RECORDS PROVIDED:
>> START

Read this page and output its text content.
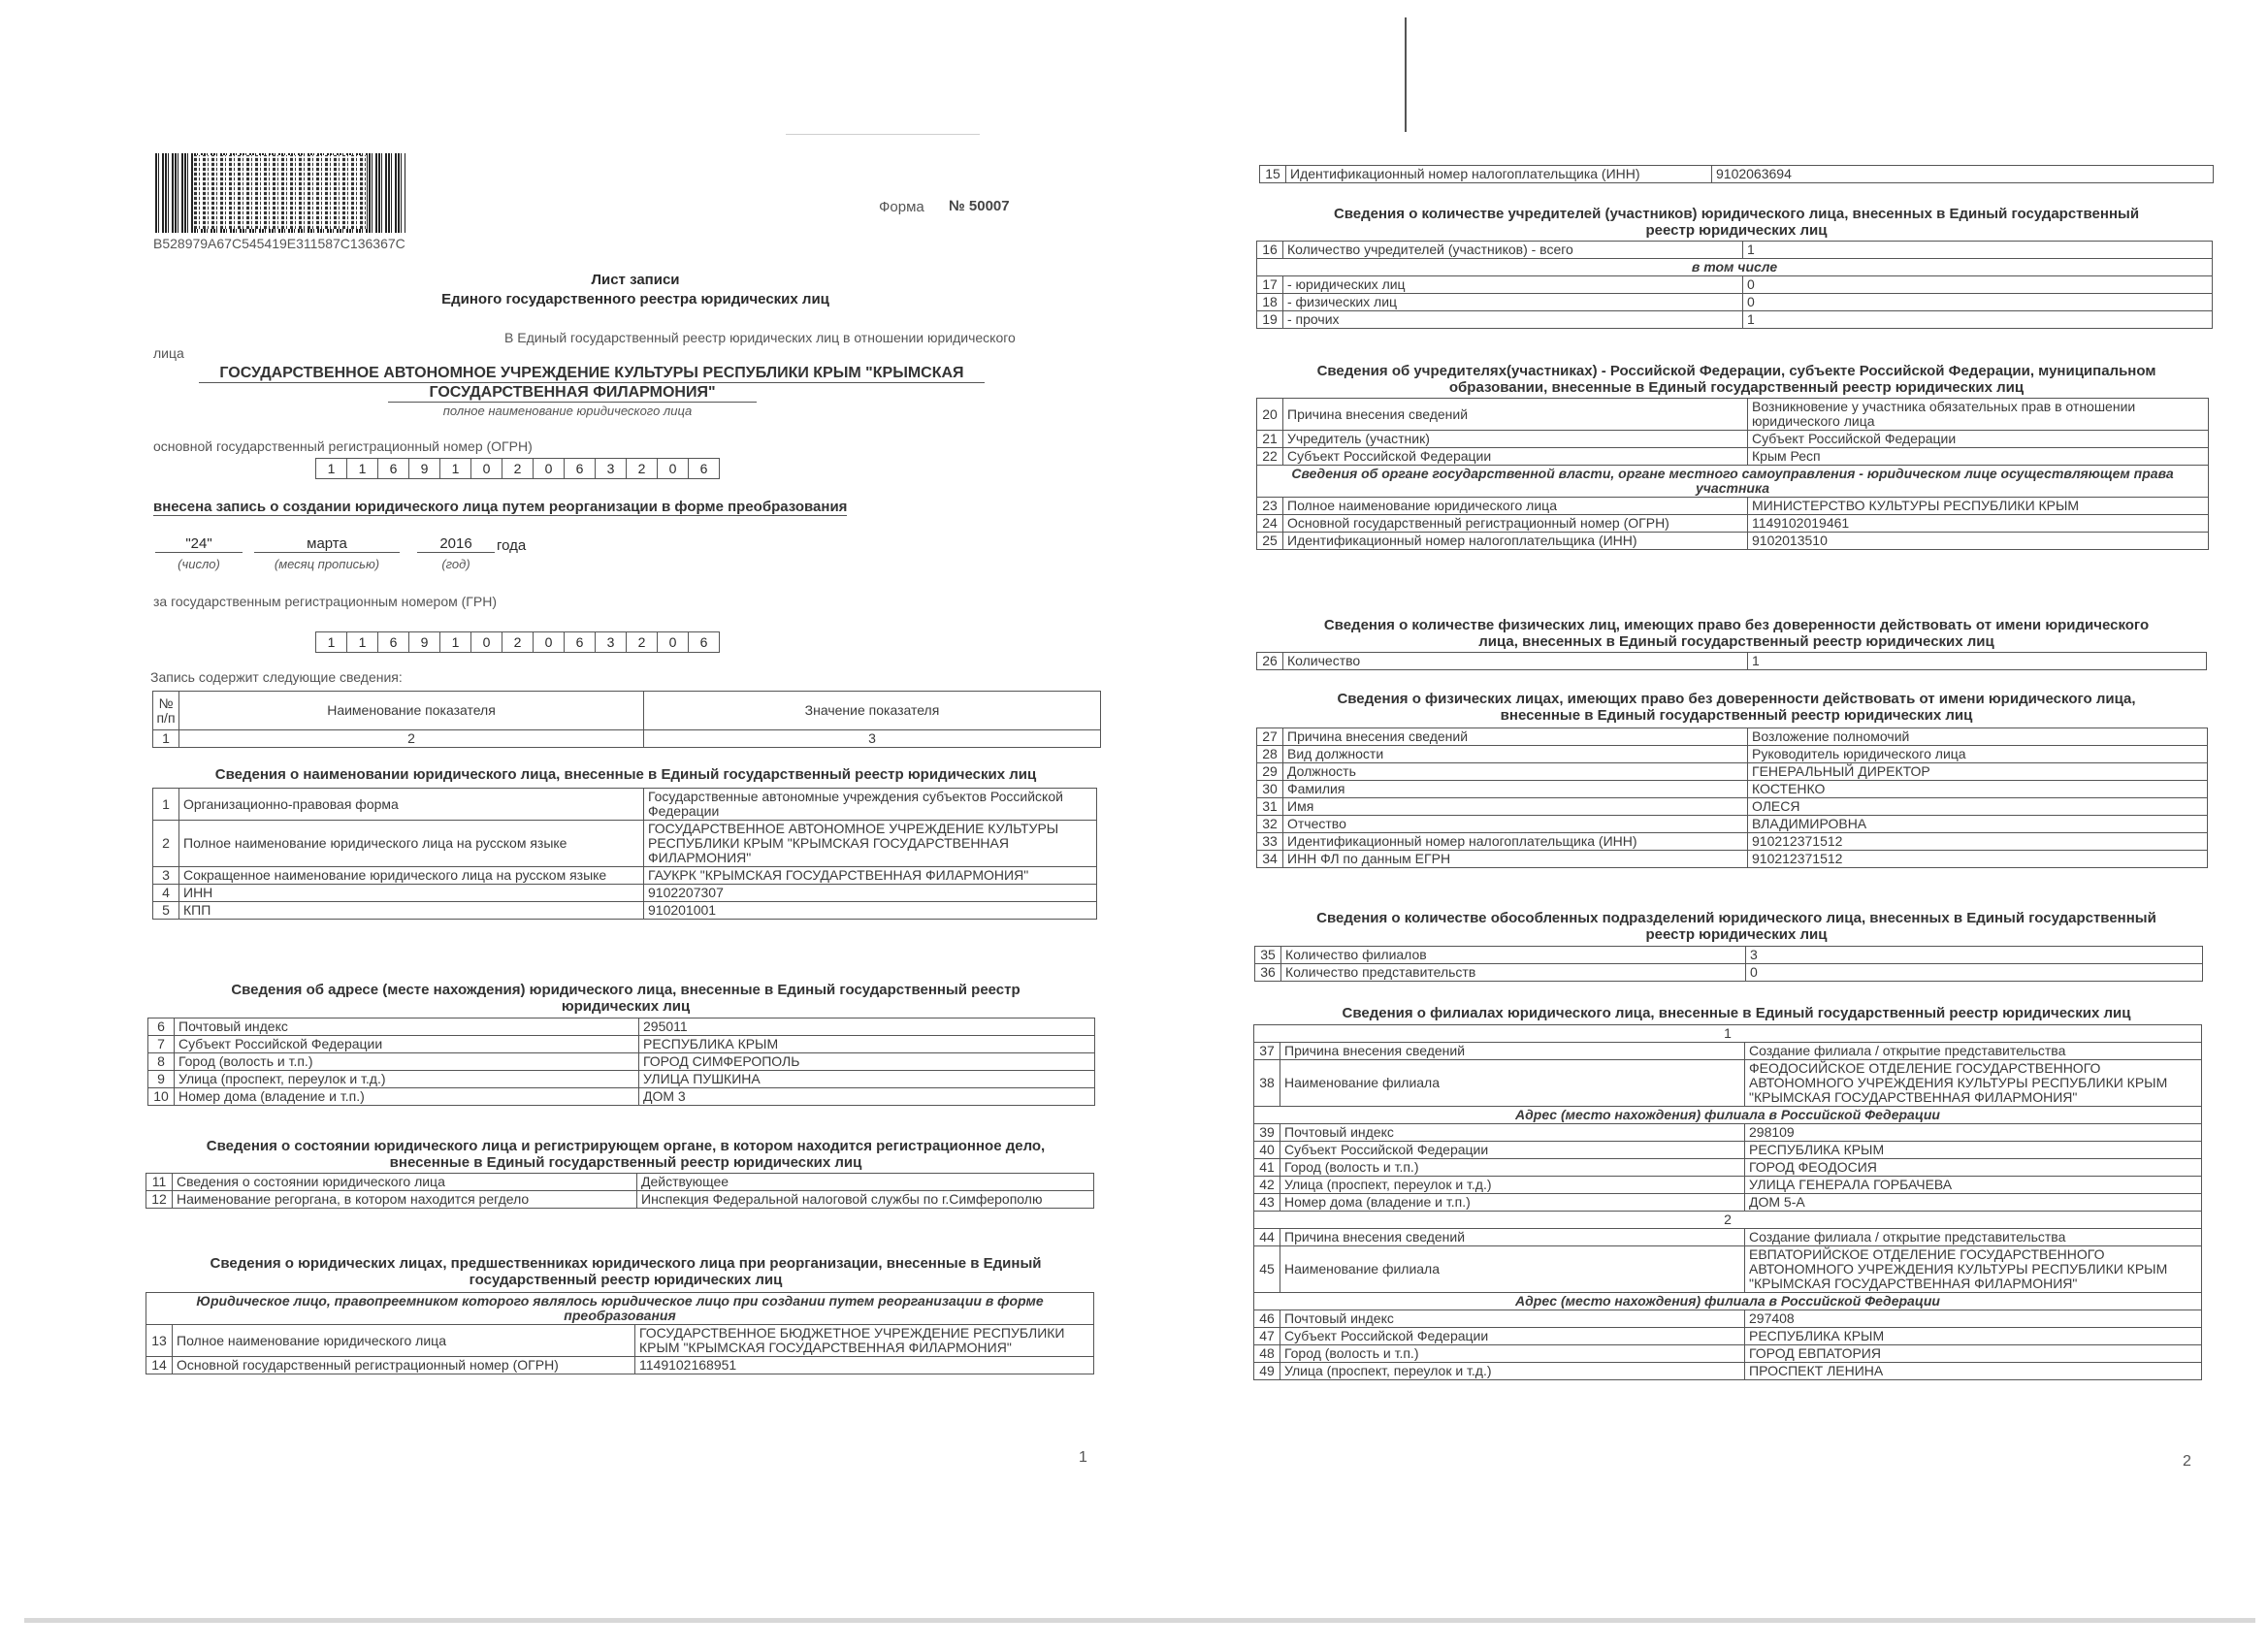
B528979A67C545419E311587C136367C
Форма № 50007
Лист записи
Единого государственного реестра юридических лиц
В Единый государственный реестр юридических лиц в отношении юридического
лица
ГОСУДАРСТВЕННОЕ АВТОНОМНОЕ УЧРЕЖДЕНИЕ КУЛЬТУРЫ РЕСПУБЛИКИ КРЫМ "КРЫМСКАЯ
ГОСУДАРСТВЕННАЯ ФИЛАРМОНИЯ"
полное наименование юридического лица
основной государственный регистрационный номер (ОГРН)
1	1	6	9	1	0	2	0	6	3	2	0	6
внесена запись о создании юридического лица путем реорганизации в форме преобразования
"24"	марта	2016	года
(число)	(месяц прописью)	(год)
за государственным регистрационным номером (ГРН)
1	1	6	9	1	0	2	0	6	3	2	0	6
Запись содержит следующие сведения:
№
п/п	Наименование показателя	Значение показателя
1	2	3
Сведения о наименовании юридического лица, внесенные в Единый государственный реестр юридических лиц
1	Организационно-правовая форма	Государственные автономные учреждения субъектов Российской Федерации
2	Полное наименование юридического лица на русском языке	ГОСУДАРСТВЕННОЕ АВТОНОМНОЕ УЧРЕЖДЕНИЕ КУЛЬТУРЫ РЕСПУБЛИКИ КРЫМ "КРЫМСКАЯ ГОСУДАРСТВЕННАЯ ФИЛАРМОНИЯ"
3	Сокращенное наименование юридического лица на русском языке	ГАУКРК "КРЫМСКАЯ ГОСУДАРСТВЕННАЯ ФИЛАРМОНИЯ"
4	ИНН	9102207307
5	КПП	910201001
Сведения об адресе (месте нахождения) юридического лица, внесенные в Единый государственный реестр
юридических лиц
6	Почтовый индекс	295011
7	Субъект Российской Федерации	РЕСПУБЛИКА КРЫМ
8	Город (волость и т.п.)	ГОРОД СИМФЕРОПОЛЬ
9	Улица (проспект, переулок и т.д.)	УЛИЦА ПУШКИНА
10	Номер дома (владение и т.п.)	ДОМ 3
Сведения о состоянии юридического лица и регистрирующем органе, в котором находится регистрационное дело,
внесенные в Единый государственный реестр юридических лиц
11	Сведения о состоянии юридического лица	Действующее
12	Наименование регоргана, в котором находится регдело	Инспекция Федеральной налоговой службы по г.Симферополю
Сведения о юридических лицах, предшественниках юридического лица при реорганизации, внесенные в Единый
государственный реестр юридических лиц
Юридическое лицо, правопреемником которого являлось юридическое лицо при создании путем реорганизации в форме преобразования		
13	Полное наименование юридического лица	ГОСУДАРСТВЕННОЕ БЮДЖЕТНОЕ УЧРЕЖДЕНИЕ РЕСПУБЛИКИ КРЫМ "КРЫМСКАЯ ГОСУДАРСТВЕННАЯ ФИЛАРМОНИЯ"
14	Основной государственный регистрационный номер (ОГРН)	1149102168951
1
15	Идентификационный номер налогоплательщика (ИНН)	9102063694
Сведения о количестве учредителей (участников) юридического лица, внесенных в Единый государственный
реестр юридических лиц
16	Количество учредителей (участников) - всего	1
в том числе		
17	- юридических лиц	0
18	- физических лиц	0
19	- прочих	1
Сведения об учредителях(участниках) - Российской Федерации, субъекте Российской Федерации, муниципальном
образовании, внесенные в Единый государственный реестр юридических лиц
20	Причина внесения сведений	Возникновение у участника обязательных прав в отношении юридического лица
21	Учредитель (участник)	Субъект Российской Федерации
22	Субъект Российской Федерации	Крым Респ
Сведения об органе государственной власти, органе местного самоуправления - юридическом лице осуществляющем права участника		
23	Полное наименование юридического лица	МИНИСТЕРСТВО КУЛЬТУРЫ РЕСПУБЛИКИ КРЫМ
24	Основной государственный регистрационный номер (ОГРН)	1149102019461
25	Идентификационный номер налогоплательщика (ИНН)	9102013510
Сведения о количестве физических лиц, имеющих право без доверенности действовать от имени юридического
лица, внесенных в Единый государственный реестр юридических лиц
26	Количество	1
Сведения о физических лицах, имеющих право без доверенности действовать от имени юридического лица,
внесенные в Единый государственный реестр юридических лиц
27	Причина внесения сведений	Возложение полномочий
28	Вид должности	Руководитель юридического лица
29	Должность	ГЕНЕРАЛЬНЫЙ ДИРЕКТОР
30	Фамилия	КОСТЕНКО
31	Имя	ОЛЕСЯ
32	Отчество	ВЛАДИМИРОВНА
33	Идентификационный номер налогоплательщика (ИНН)	910212371512
34	ИНН ФЛ по данным ЕГРН	910212371512
Сведения о количестве обособленных подразделений юридического лица, внесенных в Единый государственный
реестр юридических лиц
35	Количество филиалов	3
36	Количество представительств	0
Сведения о филиалах юридического лица, внесенные в Единый государственный реестр юридических лиц
1		
37	Причина внесения сведений	Создание филиала / открытие представительства
38	Наименование филиала	ФЕОДОСИЙСКОЕ ОТДЕЛЕНИЕ ГОСУДАРСТВЕННОГО АВТОНОМНОГО УЧРЕЖДЕНИЯ КУЛЬТУРЫ РЕСПУБЛИКИ КРЫМ "КРЫМСКАЯ ГОСУДАРСТВЕННАЯ ФИЛАРМОНИЯ"
Адрес (место нахождения) филиала в Российской Федерации		
39	Почтовый индекс	298109
40	Субъект Российской Федерации	РЕСПУБЛИКА КРЫМ
41	Город (волость и т.п.)	ГОРОД ФЕОДОСИЯ
42	Улица (проспект, переулок и т.д.)	УЛИЦА ГЕНЕРАЛА ГОРБАЧЕВА
43	Номер дома (владение и т.п.)	ДОМ 5-А
2		
44	Причина внесения сведений	Создание филиала / открытие представительства
45	Наименование филиала	ЕВПАТОРИЙСКОЕ ОТДЕЛЕНИЕ ГОСУДАРСТВЕННОГО АВТОНОМНОГО УЧРЕЖДЕНИЯ КУЛЬТУРЫ РЕСПУБЛИКИ КРЫМ "КРЫМСКАЯ ГОСУДАРСТВЕННАЯ ФИЛАРМОНИЯ"
Адрес (место нахождения) филиала в Российской Федерации		
46	Почтовый индекс	297408
47	Субъект Российской Федерации	РЕСПУБЛИКА КРЫМ
48	Город (волость и т.п.)	ГОРОД ЕВПАТОРИЯ
49	Улица (проспект, переулок и т.д.)	ПРОСПЕКТ ЛЕНИНА
2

>> END

DESCRIPTION OF THE TASK:
Reproduce every line of the material precisely, omitting its pictures.

RESULT:
Read this page and output its text content.
B528979A67C545419E311587C136367C
Форма № 50007
Лист записи
Единого государственного реестра юридических лиц
В Единый государственный реестр юридических лиц в отношении юридического
лица
ГОСУДАРСТВЕННОЕ АВТОНОМНОЕ УЧРЕЖДЕНИЕ КУЛЬТУРЫ РЕСПУБЛИКИ КРЫМ "КРЫМСКАЯ
ГОСУДАРСТВЕННАЯ ФИЛАРМОНИЯ"
полное наименование юридического лица
основной государственный регистрационный номер (ОГРН)
1	1	6	9	1	0	2	0	6	3	2	0	6
внесена запись о создании юридического лица путем реорганизации в форме преобразования
"24"	марта	2016	года
(число)	(месяц прописью)	(год)
за государственным регистрационным номером (ГРН)
1	1	6	9	1	0	2	0	6	3	2	0	6
Запись содержит следующие сведения:
№
п/п	Наименование показателя	Значение показателя
1	2	3
Сведения о наименовании юридического лица, внесенные в Единый государственный реестр юридических лиц
1	Организационно-правовая форма	Государственные автономные учреждения субъектов Российской Федерации
2	Полное наименование юридического лица на русском языке	ГОСУДАРСТВЕННОЕ АВТОНОМНОЕ УЧРЕЖДЕНИЕ КУЛЬТУРЫ РЕСПУБЛИКИ КРЫМ "КРЫМСКАЯ ГОСУДАРСТВЕННАЯ ФИЛАРМОНИЯ"
3	Сокращенное наименование юридического лица на русском языке	ГАУКРК "КРЫМСКАЯ ГОСУДАРСТВЕННАЯ ФИЛАРМОНИЯ"
4	ИНН	9102207307
5	КПП	910201001
Сведения об адресе (месте нахождения) юридического лица, внесенные в Единый государственный реестр
юридических лиц
6	Почтовый индекс	295011
7	Субъект Российской Федерации	РЕСПУБЛИКА КРЫМ
8	Город (волость и т.п.)	ГОРОД СИМФЕРОПОЛЬ
9	Улица (проспект, переулок и т.д.)	УЛИЦА ПУШКИНА
10	Номер дома (владение и т.п.)	ДОМ 3
Сведения о состоянии юридического лица и регистрирующем органе, в котором находится регистрационное дело,
внесенные в Единый государственный реестр юридических лиц
11	Сведения о состоянии юридического лица	Действующее
12	Наименование регоргана, в котором находится регдело	Инспекция Федеральной налоговой службы по г.Симферополю
Сведения о юридических лицах, предшественниках юридического лица при реорганизации, внесенные в Единый
государственный реестр юридических лиц
Юридическое лицо, правопреемником которого являлось юридическое лицо при создании путем реорганизации в форме преобразования		
13	Полное наименование юридического лица	ГОСУДАРСТВЕННОЕ БЮДЖЕТНОЕ УЧРЕЖДЕНИЕ РЕСПУБЛИКИ КРЫМ "КРЫМСКАЯ ГОСУДАРСТВЕННАЯ ФИЛАРМОНИЯ"
14	Основной государственный регистрационный номер (ОГРН)	1149102168951
1
15	Идентификационный номер налогоплательщика (ИНН)	9102063694
Сведения о количестве учредителей (участников) юридического лица, внесенных в Единый государственный
реестр юридических лиц
16	Количество учредителей (участников) - всего	1
в том числе		
17	- юридических лиц	0
18	- физических лиц	0
19	- прочих	1
Сведения об учредителях(участниках) - Российской Федерации, субъекте Российской Федерации, муниципальном
образовании, внесенные в Единый государственный реестр юридических лиц
20	Причина внесения сведений	Возникновение у участника обязательных прав в отношении юридического лица
21	Учредитель (участник)	Субъект Российской Федерации
22	Субъект Российской Федерации	Крым Респ
Сведения об органе государственной власти, органе местного самоуправления - юридическом лице осуществляющем права участника		
23	Полное наименование юридического лица	МИНИСТЕРСТВО КУЛЬТУРЫ РЕСПУБЛИКИ КРЫМ
24	Основной государственный регистрационный номер (ОГРН)	1149102019461
25	Идентификационный номер налогоплательщика (ИНН)	9102013510
Сведения о количестве физических лиц, имеющих право без доверенности действовать от имени юридического
лица, внесенных в Единый государственный реестр юридических лиц
26	Количество	1
Сведения о физических лицах, имеющих право без доверенности действовать от имени юридического лица,
внесенные в Единый государственный реестр юридических лиц
27	Причина внесения сведений	Возложение полномочий
28	Вид должности	Руководитель юридического лица
29	Должность	ГЕНЕРАЛЬНЫЙ ДИРЕКТОР
30	Фамилия	КОСТЕНКО
31	Имя	ОЛЕСЯ
32	Отчество	ВЛАДИМИРОВНА
33	Идентификационный номер налогоплательщика (ИНН)	910212371512
34	ИНН ФЛ по данным ЕГРН	910212371512
Сведения о количестве обособленных подразделений юридического лица, внесенных в Единый государственный
реестр юридических лиц
35	Количество филиалов	3
36	Количество представительств	0
Сведения о филиалах юридического лица, внесенные в Единый государственный реестр юридических лиц
1		
37	Причина внесения сведений	Создание филиала / открытие представительства
38	Наименование филиала	ФЕОДОСИЙСКОЕ ОТДЕЛЕНИЕ ГОСУДАРСТВЕННОГО АВТОНОМНОГО УЧРЕЖДЕНИЯ КУЛЬТУРЫ РЕСПУБЛИКИ КРЫМ "КРЫМСКАЯ ГОСУДАРСТВЕННАЯ ФИЛАРМОНИЯ"
Адрес (место нахождения) филиала в Российской Федерации		
39	Почтовый индекс	298109
40	Субъект Российской Федерации	РЕСПУБЛИКА КРЫМ
41	Город (волость и т.п.)	ГОРОД ФЕОДОСИЯ
42	Улица (проспект, переулок и т.д.)	УЛИЦА ГЕНЕРАЛА ГОРБАЧЕВА
43	Номер дома (владение и т.п.)	ДОМ 5-А
2		
44	Причина внесения сведений	Создание филиала / открытие представительства
45	Наименование филиала	ЕВПАТОРИЙСКОЕ ОТДЕЛЕНИЕ ГОСУДАРСТВЕННОГО АВТОНОМНОГО УЧРЕЖДЕНИЯ КУЛЬТУРЫ РЕСПУБЛИКИ КРЫМ "КРЫМСКАЯ ГОСУДАРСТВЕННАЯ ФИЛАРМОНИЯ"
Адрес (место нахождения) филиала в Российской Федерации		
46	Почтовый индекс	297408
47	Субъект Российской Федерации	РЕСПУБЛИКА КРЫМ
48	Город (волость и т.п.)	ГОРОД ЕВПАТОРИЯ
49	Улица (проспект, переулок и т.д.)	ПРОСПЕКТ ЛЕНИНА
2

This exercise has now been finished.